>> begin STORED ROWS

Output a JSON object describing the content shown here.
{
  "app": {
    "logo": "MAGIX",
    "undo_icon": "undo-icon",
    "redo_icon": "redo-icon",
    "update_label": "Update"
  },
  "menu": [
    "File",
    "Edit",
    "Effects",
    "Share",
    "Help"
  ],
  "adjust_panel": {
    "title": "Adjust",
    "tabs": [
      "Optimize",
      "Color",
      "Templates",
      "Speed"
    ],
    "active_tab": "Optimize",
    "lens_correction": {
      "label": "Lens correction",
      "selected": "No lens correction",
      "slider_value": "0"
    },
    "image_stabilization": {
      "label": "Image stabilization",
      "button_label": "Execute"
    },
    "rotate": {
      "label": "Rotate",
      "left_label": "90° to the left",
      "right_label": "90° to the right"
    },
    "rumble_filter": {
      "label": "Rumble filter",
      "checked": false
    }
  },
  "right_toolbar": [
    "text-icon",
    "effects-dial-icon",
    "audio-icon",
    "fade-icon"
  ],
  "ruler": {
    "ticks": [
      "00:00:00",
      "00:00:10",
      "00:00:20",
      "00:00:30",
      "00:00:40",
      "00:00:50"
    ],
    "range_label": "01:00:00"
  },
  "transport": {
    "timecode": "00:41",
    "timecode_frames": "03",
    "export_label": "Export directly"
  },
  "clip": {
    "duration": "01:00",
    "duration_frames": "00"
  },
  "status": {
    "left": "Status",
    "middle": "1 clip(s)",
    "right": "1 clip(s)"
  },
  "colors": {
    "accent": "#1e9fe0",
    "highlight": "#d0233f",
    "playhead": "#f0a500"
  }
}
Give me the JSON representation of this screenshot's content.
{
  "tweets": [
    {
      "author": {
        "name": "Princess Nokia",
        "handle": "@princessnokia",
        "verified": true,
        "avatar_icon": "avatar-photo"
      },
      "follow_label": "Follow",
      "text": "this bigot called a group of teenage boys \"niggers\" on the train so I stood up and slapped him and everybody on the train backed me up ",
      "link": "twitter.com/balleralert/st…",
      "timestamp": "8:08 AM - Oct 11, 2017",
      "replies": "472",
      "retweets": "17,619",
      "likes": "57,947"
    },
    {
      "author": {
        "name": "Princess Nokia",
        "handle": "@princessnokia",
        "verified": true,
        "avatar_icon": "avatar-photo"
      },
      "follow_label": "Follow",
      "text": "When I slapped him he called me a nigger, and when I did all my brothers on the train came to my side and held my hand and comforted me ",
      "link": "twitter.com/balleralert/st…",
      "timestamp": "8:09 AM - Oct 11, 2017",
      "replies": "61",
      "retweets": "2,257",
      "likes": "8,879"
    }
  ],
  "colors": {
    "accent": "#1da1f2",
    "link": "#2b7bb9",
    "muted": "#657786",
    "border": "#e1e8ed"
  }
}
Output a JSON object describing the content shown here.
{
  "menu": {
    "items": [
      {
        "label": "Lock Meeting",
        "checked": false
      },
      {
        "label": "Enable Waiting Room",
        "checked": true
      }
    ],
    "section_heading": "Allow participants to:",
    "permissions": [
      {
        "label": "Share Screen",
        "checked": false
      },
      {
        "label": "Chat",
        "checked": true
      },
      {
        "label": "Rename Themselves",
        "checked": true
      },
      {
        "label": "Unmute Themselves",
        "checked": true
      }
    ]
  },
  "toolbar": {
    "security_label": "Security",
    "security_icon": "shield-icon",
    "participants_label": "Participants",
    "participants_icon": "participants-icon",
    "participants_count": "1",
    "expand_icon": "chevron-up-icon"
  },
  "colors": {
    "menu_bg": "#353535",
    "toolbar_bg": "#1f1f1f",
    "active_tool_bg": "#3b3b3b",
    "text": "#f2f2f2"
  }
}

>> end STORED ROWS

• _PROBLEM_:
Output every entry shown above, exactly.

• _THE OUTPUT_:
Output a JSON object describing the content shown here.
{
  "app": {
    "logo": "MAGIX",
    "undo_icon": "undo-icon",
    "redo_icon": "redo-icon",
    "update_label": "Update"
  },
  "menu": [
    "File",
    "Edit",
    "Effects",
    "Share",
    "Help"
  ],
  "adjust_panel": {
    "title": "Adjust",
    "tabs": [
      "Optimize",
      "Color",
      "Templates",
      "Speed"
    ],
    "active_tab": "Optimize",
    "lens_correction": {
      "label": "Lens correction",
      "selected": "No lens correction",
      "slider_value": "0"
    },
    "image_stabilization": {
      "label": "Image stabilization",
      "button_label": "Execute"
    },
    "rotate": {
      "label": "Rotate",
      "left_label": "90° to the left",
      "right_label": "90° to the right"
    },
    "rumble_filter": {
      "label": "Rumble filter",
      "checked": false
    }
  },
  "right_toolbar": [
    "text-icon",
    "effects-dial-icon",
    "audio-icon",
    "fade-icon"
  ],
  "ruler": {
    "ticks": [
      "00:00:00",
      "00:00:10",
      "00:00:20",
      "00:00:30",
      "00:00:40",
      "00:00:50"
    ],
    "range_label": "01:00:00"
  },
  "transport": {
    "timecode": "00:41",
    "timecode_frames": "03",
    "export_label": "Export directly"
  },
  "clip": {
    "duration": "01:00",
    "duration_frames": "00"
  },
  "status": {
    "left": "Status",
    "middle": "1 clip(s)",
    "right": "1 clip(s)"
  },
  "colors": {
    "accent": "#1e9fe0",
    "highlight": "#d0233f",
    "playhead": "#f0a500"
  }
}
Give me the JSON representation of this screenshot's content.
{
  "tweets": [
    {
      "author": {
        "name": "Princess Nokia",
        "handle": "@princessnokia",
        "verified": true,
        "avatar_icon": "avatar-photo"
      },
      "follow_label": "Follow",
      "text": "this bigot called a group of teenage boys \"niggers\" on the train so I stood up and slapped him and everybody on the train backed me up ",
      "link": "twitter.com/balleralert/st…",
      "timestamp": "8:08 AM - Oct 11, 2017",
      "replies": "472",
      "retweets": "17,619",
      "likes": "57,947"
    },
    {
      "author": {
        "name": "Princess Nokia",
        "handle": "@princessnokia",
        "verified": true,
        "avatar_icon": "avatar-photo"
      },
      "follow_label": "Follow",
      "text": "When I slapped him he called me a nigger, and when I did all my brothers on the train came to my side and held my hand and comforted me ",
      "link": "twitter.com/balleralert/st…",
      "timestamp": "8:09 AM - Oct 11, 2017",
      "replies": "61",
      "retweets": "2,257",
      "likes": "8,879"
    }
  ],
  "colors": {
    "accent": "#1da1f2",
    "link": "#2b7bb9",
    "muted": "#657786",
    "border": "#e1e8ed"
  }
}
Output a JSON object describing the content shown here.
{
  "menu": {
    "items": [
      {
        "label": "Lock Meeting",
        "checked": false
      },
      {
        "label": "Enable Waiting Room",
        "checked": true
      }
    ],
    "section_heading": "Allow participants to:",
    "permissions": [
      {
        "label": "Share Screen",
        "checked": false
      },
      {
        "label": "Chat",
        "checked": true
      },
      {
        "label": "Rename Themselves",
        "checked": true
      },
      {
        "label": "Unmute Themselves",
        "checked": true
      }
    ]
  },
  "toolbar": {
    "security_label": "Security",
    "security_icon": "shield-icon",
    "participants_label": "Participants",
    "participants_icon": "participants-icon",
    "participants_count": "1",
    "expand_icon": "chevron-up-icon"
  },
  "colors": {
    "menu_bg": "#353535",
    "toolbar_bg": "#1f1f1f",
    "active_tool_bg": "#3b3b3b",
    "text": "#f2f2f2"
  }
}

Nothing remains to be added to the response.